(AVAILABLE RECORDS):
....................
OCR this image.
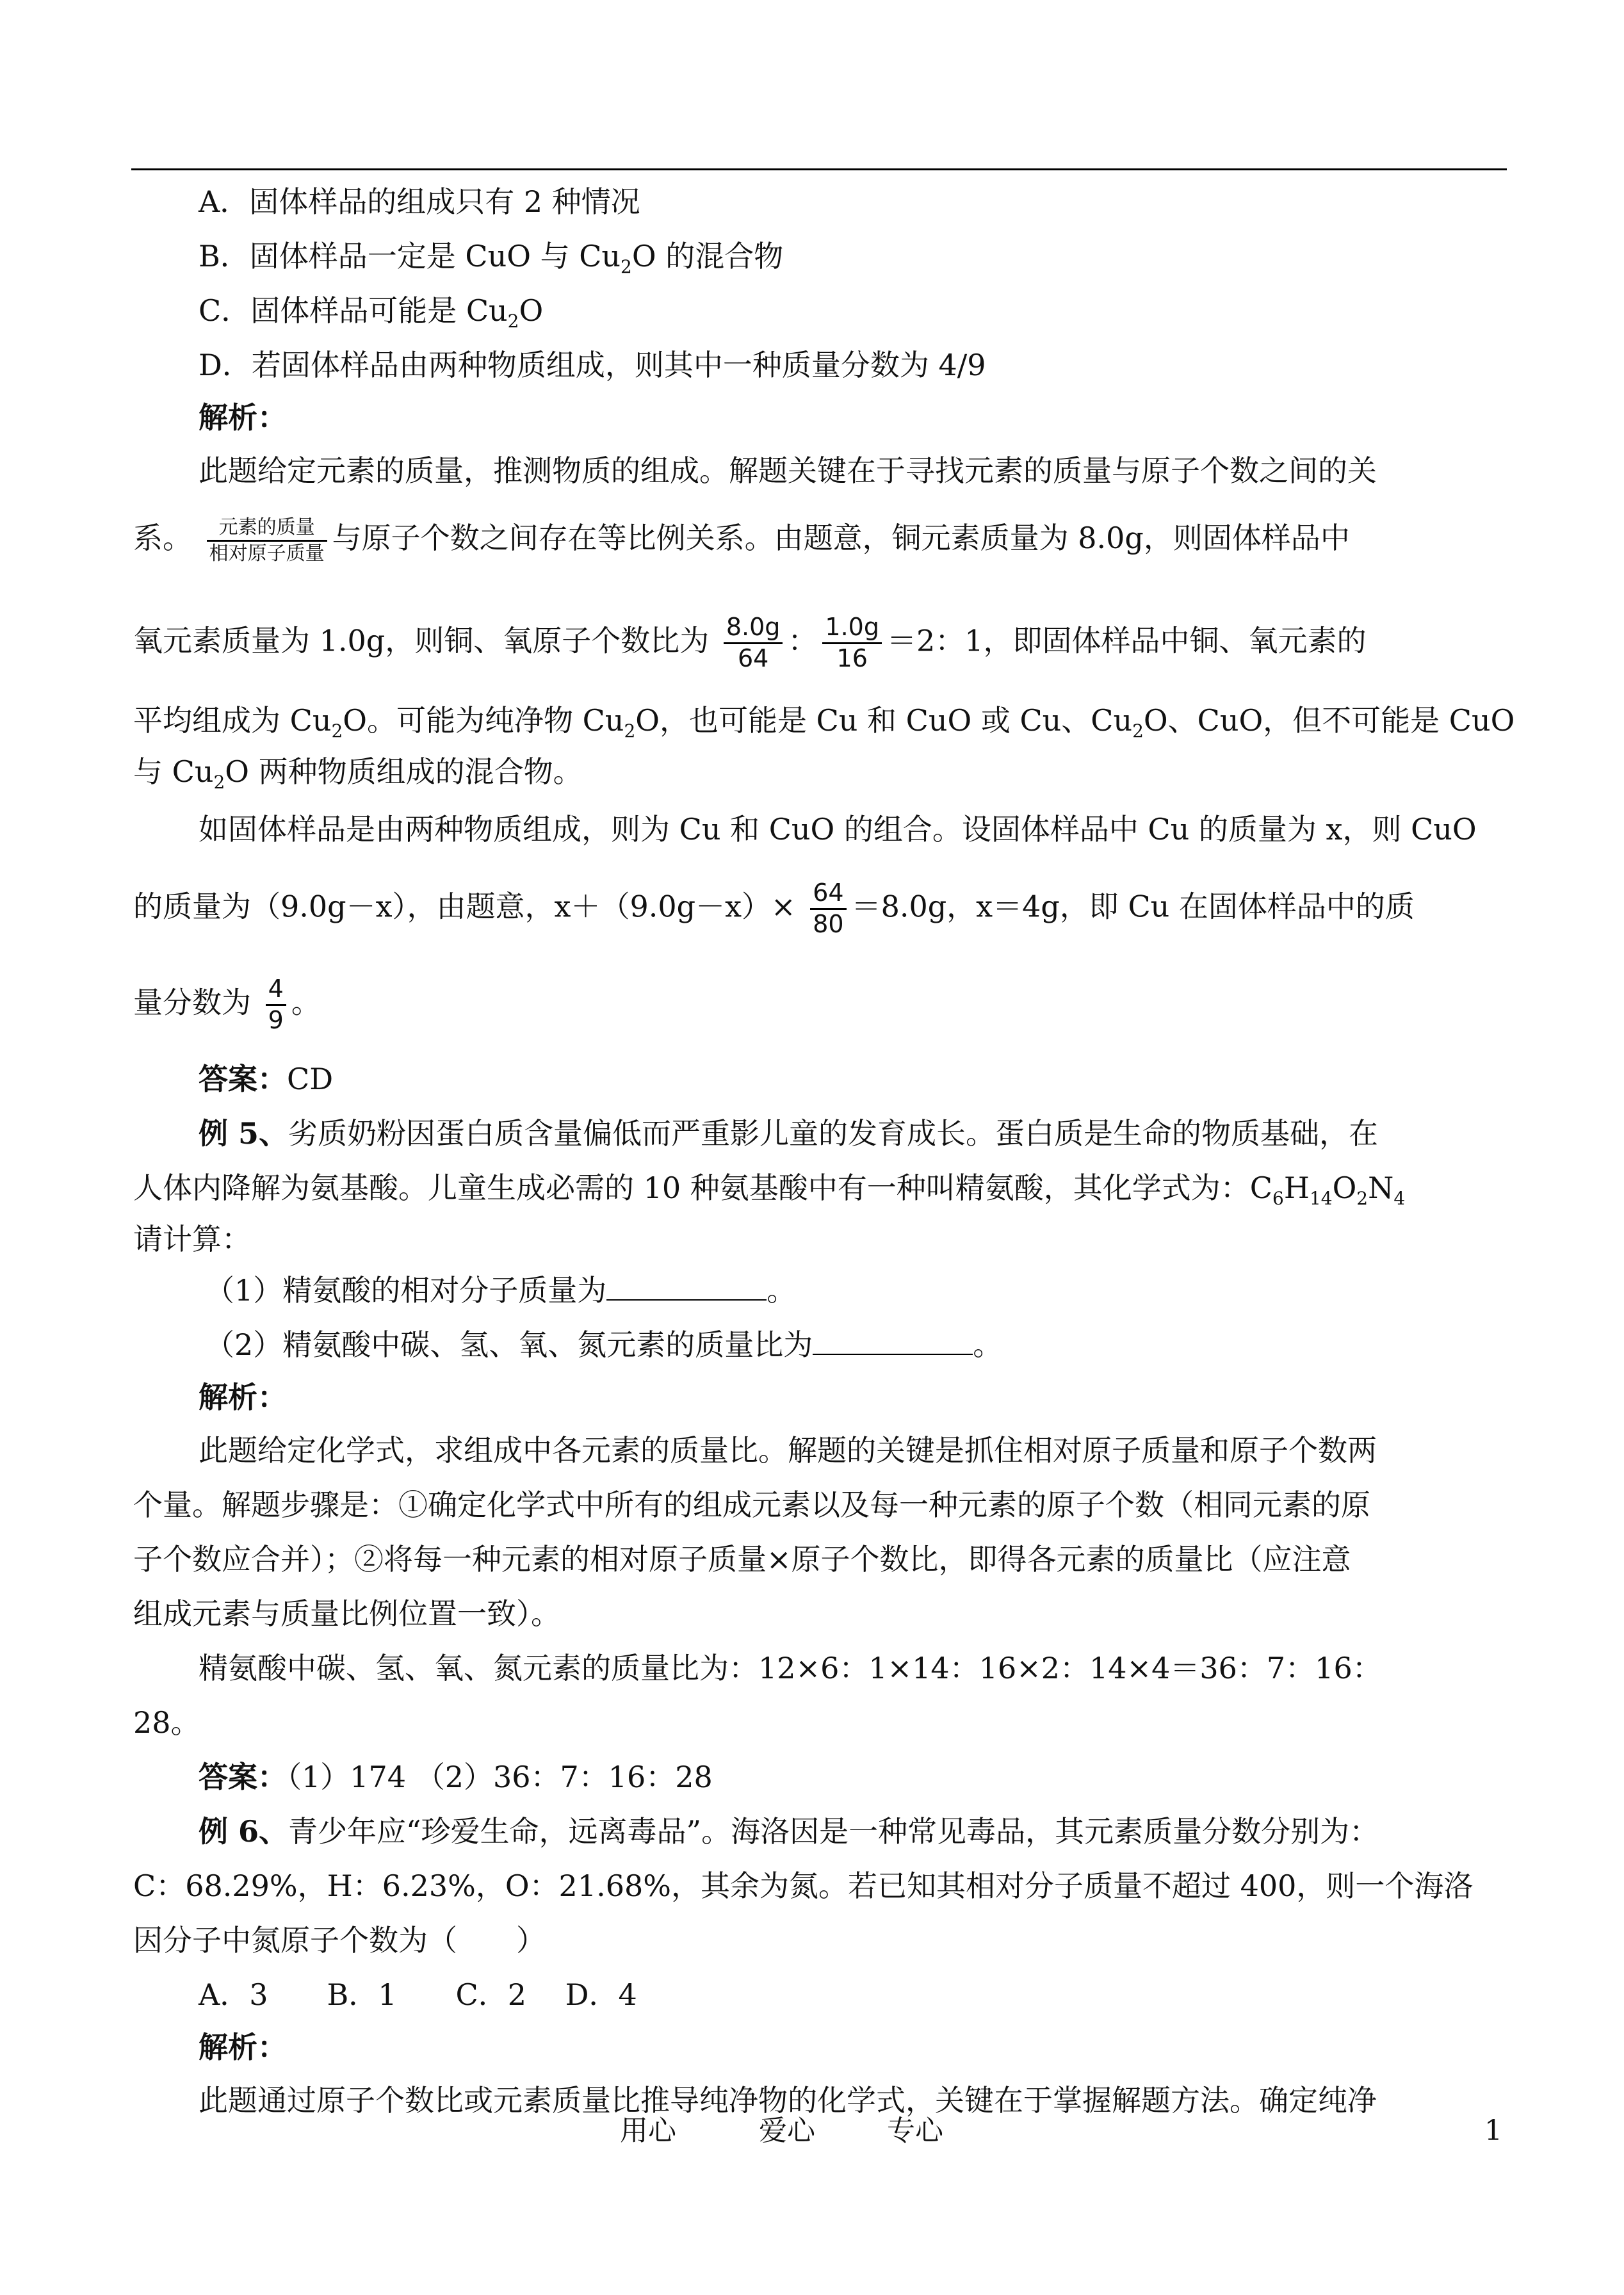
A．固体样品的组成只有 2 种情况
B．固体样品一定是 CuO 与 $Cu_2O$ 的混合物
C．固体样品可能是 $Cu_2O$
D．若固体样品由两种物质组成，则其中一种质量分数为 4/9
解析：
此题给定元素的质量，推测物质的组成。解题关键在于寻找元素的质量与原子个数之间的关
系。 $\frac{\text{元素的质量}}{\text{相对原子质量}}$ 与原子个数之间存在等比例关系。由题意，铜元素质量为 8.0g，则固体样品中
氧元素质量为 1.0g，则铜、氧原子个数比为 $\frac{8.0g}{64}$ ： $\frac{1.0g}{16} =2$：1，即固体样品中铜、氧元素的
平均组成为 $Cu_2O$。可能为纯净物 $Cu_2O$，也可能是 Cu 和 CuO 或 Cu、$Cu_2O$、CuO，但不可能是 CuO
与 $Cu_2O$ 两种物质组成的混合物。
如固体样品是由两种物质组成，则为 Cu 和 CuO 的组合。设固体样品中 Cu 的质量为 x，则 CuO
的质量为（9.0g－x），由题意，$x+(9.0g-x)\times \frac{64}{80} =8.0g$，x＝4g，即 Cu 在固体样品中的质
量分数为 $\frac{4}{9}$ 。
答案：CD
例 5、劣质奶粉因蛋白质含量偏低而严重影儿童的发育成长。蛋白质是生命的物质基础，在
人体内降解为氨基酸。儿童生成必需的 10 种氨基酸中有一种叫精氨酸，其化学式为：$C_6H_{14}O_2N_4$
请计算：
（1）精氨酸的相对分子质量为	。
（2）精氨酸中碳、氢、氧、氮元素的质量比为	。
解析：
此题给定化学式，求组成中各元素的质量比。解题的关键是抓住相对原子质量和原子个数两
个量。解题步骤是：①确定化学式中所有的组成元素以及每一种元素的原子个数（相同元素的原
子个数应合并）；②将每一种元素的相对原子质量×原子个数比，即得各元素的质量比（应注意
组成元素与质量比例位置一致）。
精氨酸中碳、氢、氧、氮元素的质量比为：12×6：1×14：16×2：14×4＝36：7：16：
28。
答案：（1）174 （2）36：7：16：28
例 6、青少年应“珍爱生命，远离毒品”。海洛因是一种常见毒品，其元素质量分数分别为：
C：68.29%，H：6.23%，O：21.68%，其余为氮。若已知其相对分子质量不超过 400，则一个海洛
因分子中氮原子个数为（　　）
A．3　　B．1　　C．2　 D．4
解析：
此题通过原子个数比或元素质量比推导纯净物的化学式，关键在于掌握解题方法。确定纯净
用心	爱心	专心	1
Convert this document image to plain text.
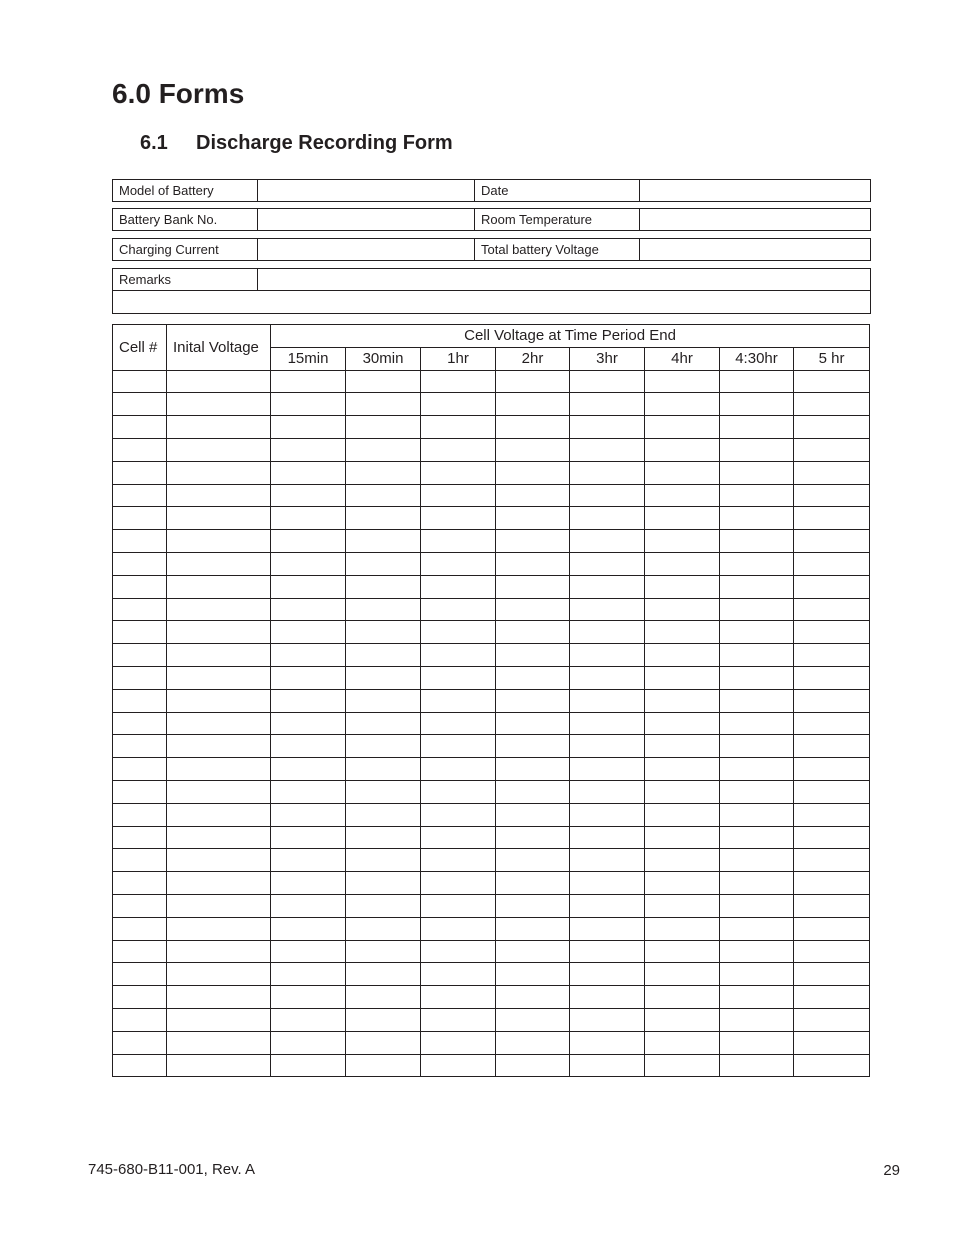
6.0 Forms
6.1 Discharge Recording Form
Model of Battery	Date
Battery Bank No.	Room Temperature
Charging Current	Total battery Voltage
Remarks
Cell #	Inital Voltage	Cell Voltage at Time Period End							
		15min	30min	1hr	2hr	3hr	4hr	4:30hr	5 hr

745-680-B11-001, Rev. A	29
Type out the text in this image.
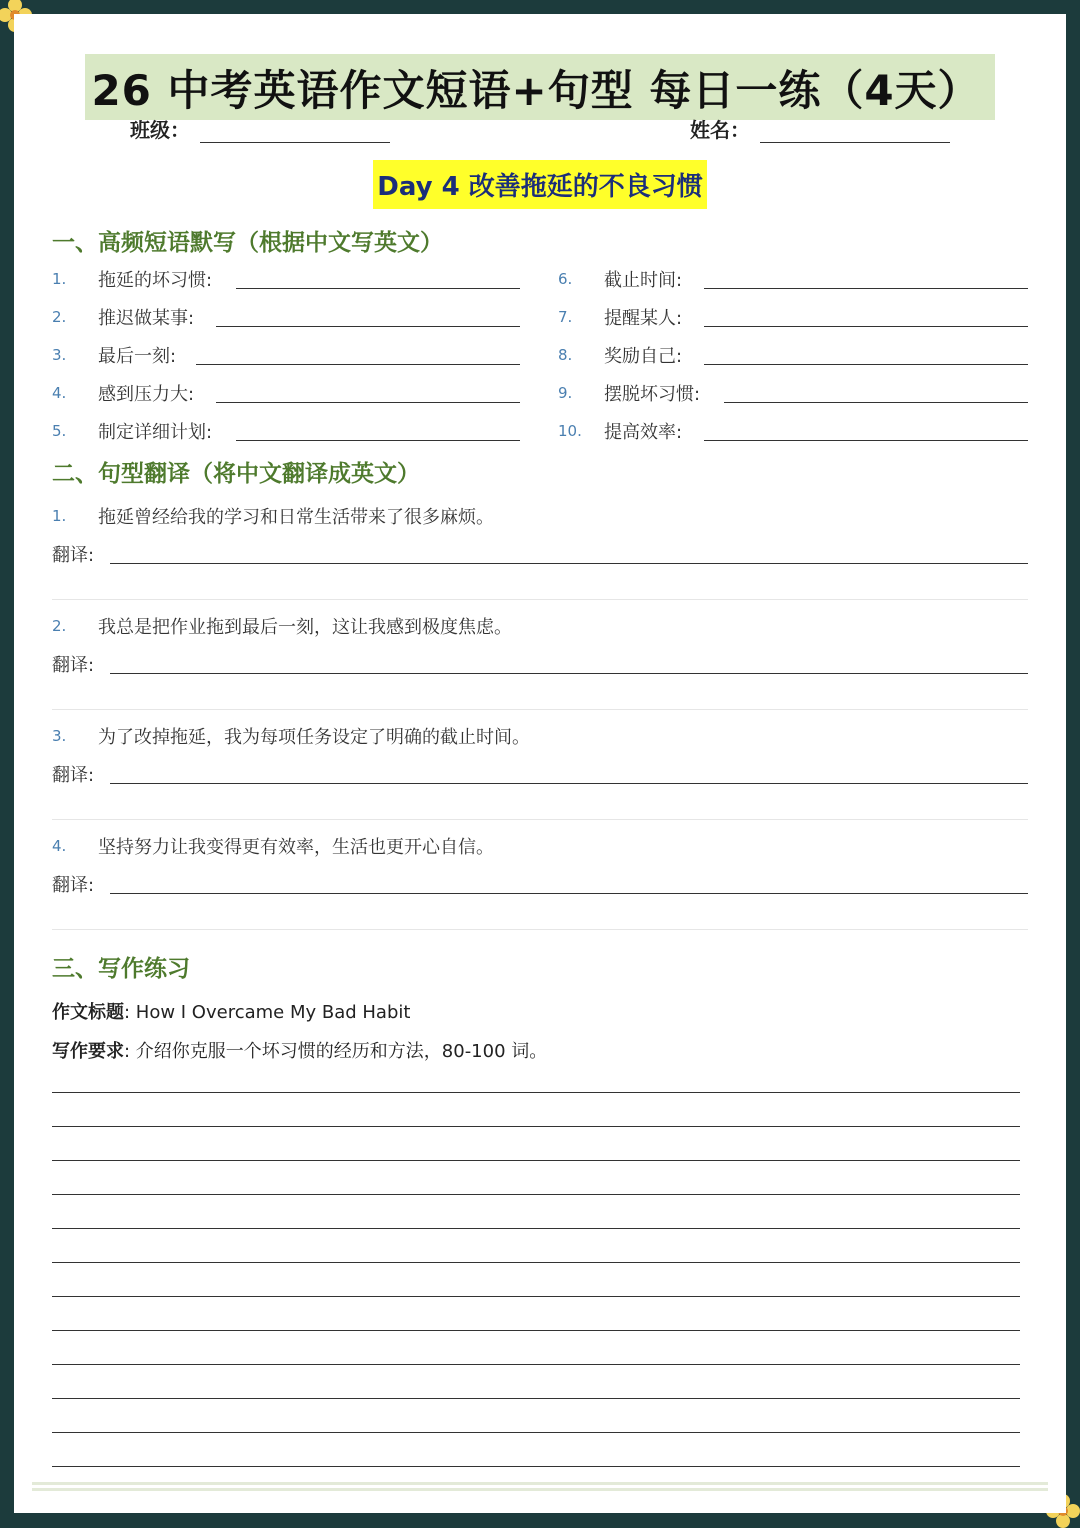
26 中考英语作文短语+句型 每日一练（4天）
班级：	姓名：
Day 4 改善拖延的不良习惯
一、高频短语默写（根据中文写英文）
1. 拖延的坏习惯:
2. 推迟做某事:
3. 最后一刻:
4. 感到压力大:
5. 制定详细计划:
6. 截止时间:
7. 提醒某人:
8. 奖励自己:
9. 摆脱坏习惯:
10. 提高效率:
二、句型翻译（将中文翻译成英文）
1. 拖延曾经给我的学习和日常生活带来了很多麻烦。
翻译:
2. 我总是把作业拖到最后一刻，这让我感到极度焦虑。
翻译:
3. 为了改掉拖延，我为每项任务设定了明确的截止时间。
翻译:
4. 坚持努力让我变得更有效率，生活也更开心自信。
翻译:
三、写作练习
作文标题: How I Overcame My Bad Habit
写作要求: 介绍你克服一个坏习惯的经历和方法，80-100 词。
....................
(EXERCISE DETAILS): Extract the lines beginning with the one that contains "Type out the text in this image." and ending with the last line of the listing. Keep them exact and drop the pictures.

(PROBLEM SOLUTION):
Type out the text in this image.
26 中考英语作文短语+句型 每日一练（4天）
班级：	姓名：
Day 4 改善拖延的不良习惯
一、高频短语默写（根据中文写英文）
1. 拖延的坏习惯:
2. 推迟做某事:
3. 最后一刻:
4. 感到压力大:
5. 制定详细计划:
6. 截止时间:
7. 提醒某人:
8. 奖励自己:
9. 摆脱坏习惯:
10. 提高效率:
二、句型翻译（将中文翻译成英文）
1. 拖延曾经给我的学习和日常生活带来了很多麻烦。
翻译:
2. 我总是把作业拖到最后一刻，这让我感到极度焦虑。
翻译:
3. 为了改掉拖延，我为每项任务设定了明确的截止时间。
翻译:
4. 坚持努力让我变得更有效率，生活也更开心自信。
翻译:
三、写作练习
作文标题: How I Overcame My Bad Habit
写作要求: 介绍你克服一个坏习惯的经历和方法，80-100 词。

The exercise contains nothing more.